Stored dataset items
+++++
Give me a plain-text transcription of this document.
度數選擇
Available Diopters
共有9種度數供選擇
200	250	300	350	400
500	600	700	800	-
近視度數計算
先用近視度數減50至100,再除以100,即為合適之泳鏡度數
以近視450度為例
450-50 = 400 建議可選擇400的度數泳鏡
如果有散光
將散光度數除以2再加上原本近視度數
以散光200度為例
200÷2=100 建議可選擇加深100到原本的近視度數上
+++++
| What the task requires |
Repeat the records exactly, including every line.

| Result for this exercise |
Give me a plain-text transcription of this document.
度數選擇
Available Diopters
共有9種度數供選擇
200	250	300	350	400
500	600	700	800	-
近視度數計算
先用近視度數減50至100,再除以100,即為合適之泳鏡度數
以近視450度為例
450-50 = 400 建議可選擇400的度數泳鏡
如果有散光
將散光度數除以2再加上原本近視度數
以散光200度為例
200÷2=100 建議可選擇加深100到原本的近視度數上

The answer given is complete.